---- EXCERPTED RECORDS

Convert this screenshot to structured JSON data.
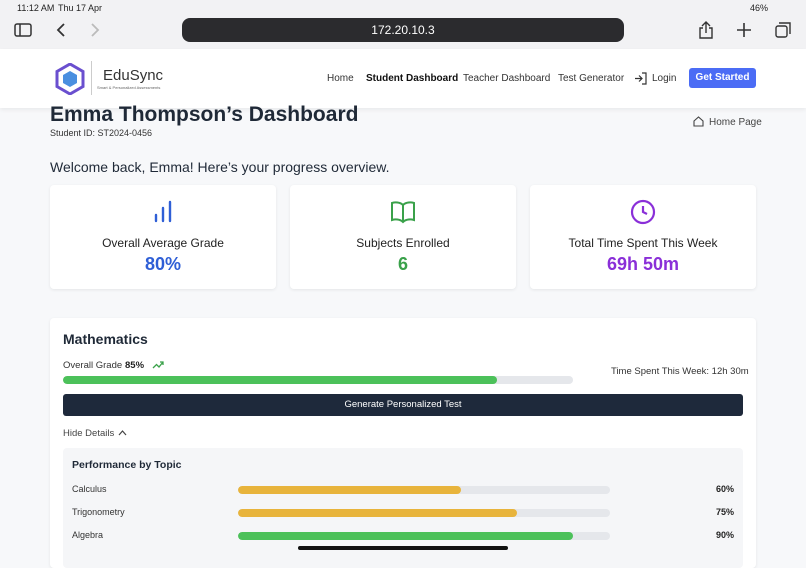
{
  "status_bar": {
    "time": "11:12 AM",
    "date": "Thu 17 Apr",
    "battery": "46%"
  },
  "browser": {
    "url": "172.20.10.3"
  },
  "nav": {
    "brand": "EduSync",
    "tagline": "Smart & Personalized Assessments",
    "links": [
      "Home",
      "Student Dashboard",
      "Teacher Dashboard",
      "Test Generator"
    ],
    "login": "Login",
    "cta": "Get Started"
  },
  "header": {
    "title": "Emma Thompson’s Dashboard",
    "student_id": "Student ID: ST2024-0456",
    "home_link": "Home Page",
    "welcome": "Welcome back, Emma! Here’s your progress overview."
  },
  "stats": [
    {
      "label": "Overall Average Grade",
      "value": "80%",
      "color": "#2f5fd6"
    },
    {
      "label": "Subjects Enrolled",
      "value": "6",
      "color": "#3aa14a"
    },
    {
      "label": "Total Time Spent This Week",
      "value": "69h 50m",
      "color": "#8a2fd8"
    }
  ],
  "subject": {
    "name": "Mathematics",
    "grade_label": "Overall Grade",
    "grade": "85%",
    "grade_color": "#4cc15a",
    "time_spent": "Time Spent This Week: 12h 30m",
    "button": "Generate Personalized Test",
    "toggle": "Hide Details",
    "topics_title": "Performance by Topic",
    "topics": [
      {
        "name": "Calculus",
        "value": "60%",
        "color": "#e8b43c"
      },
      {
        "name": "Trigonometry",
        "value": "75%",
        "color": "#e8b43c"
      },
      {
        "name": "Algebra",
        "value": "90%",
        "color": "#4cc15a"
      }
    ]
  }
}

--------

REQUIREMENTS: Reproduce every record word for word. The copy must contain no pictures.

FULL ANSWER:
Convert this screenshot to structured JSON data.
{
  "status_bar": {
    "time": "11:12 AM",
    "date": "Thu 17 Apr",
    "battery": "46%"
  },
  "browser": {
    "url": "172.20.10.3"
  },
  "nav": {
    "brand": "EduSync",
    "tagline": "Smart & Personalized Assessments",
    "links": [
      "Home",
      "Student Dashboard",
      "Teacher Dashboard",
      "Test Generator"
    ],
    "login": "Login",
    "cta": "Get Started"
  },
  "header": {
    "title": "Emma Thompson’s Dashboard",
    "student_id": "Student ID: ST2024-0456",
    "home_link": "Home Page",
    "welcome": "Welcome back, Emma! Here’s your progress overview."
  },
  "stats": [
    {
      "label": "Overall Average Grade",
      "value": "80%",
      "color": "#2f5fd6"
    },
    {
      "label": "Subjects Enrolled",
      "value": "6",
      "color": "#3aa14a"
    },
    {
      "label": "Total Time Spent This Week",
      "value": "69h 50m",
      "color": "#8a2fd8"
    }
  ],
  "subject": {
    "name": "Mathematics",
    "grade_label": "Overall Grade",
    "grade": "85%",
    "grade_color": "#4cc15a",
    "time_spent": "Time Spent This Week: 12h 30m",
    "button": "Generate Personalized Test",
    "toggle": "Hide Details",
    "topics_title": "Performance by Topic",
    "topics": [
      {
        "name": "Calculus",
        "value": "60%",
        "color": "#e8b43c"
      },
      {
        "name": "Trigonometry",
        "value": "75%",
        "color": "#e8b43c"
      },
      {
        "name": "Algebra",
        "value": "90%",
        "color": "#4cc15a"
      }
    ]
  }
}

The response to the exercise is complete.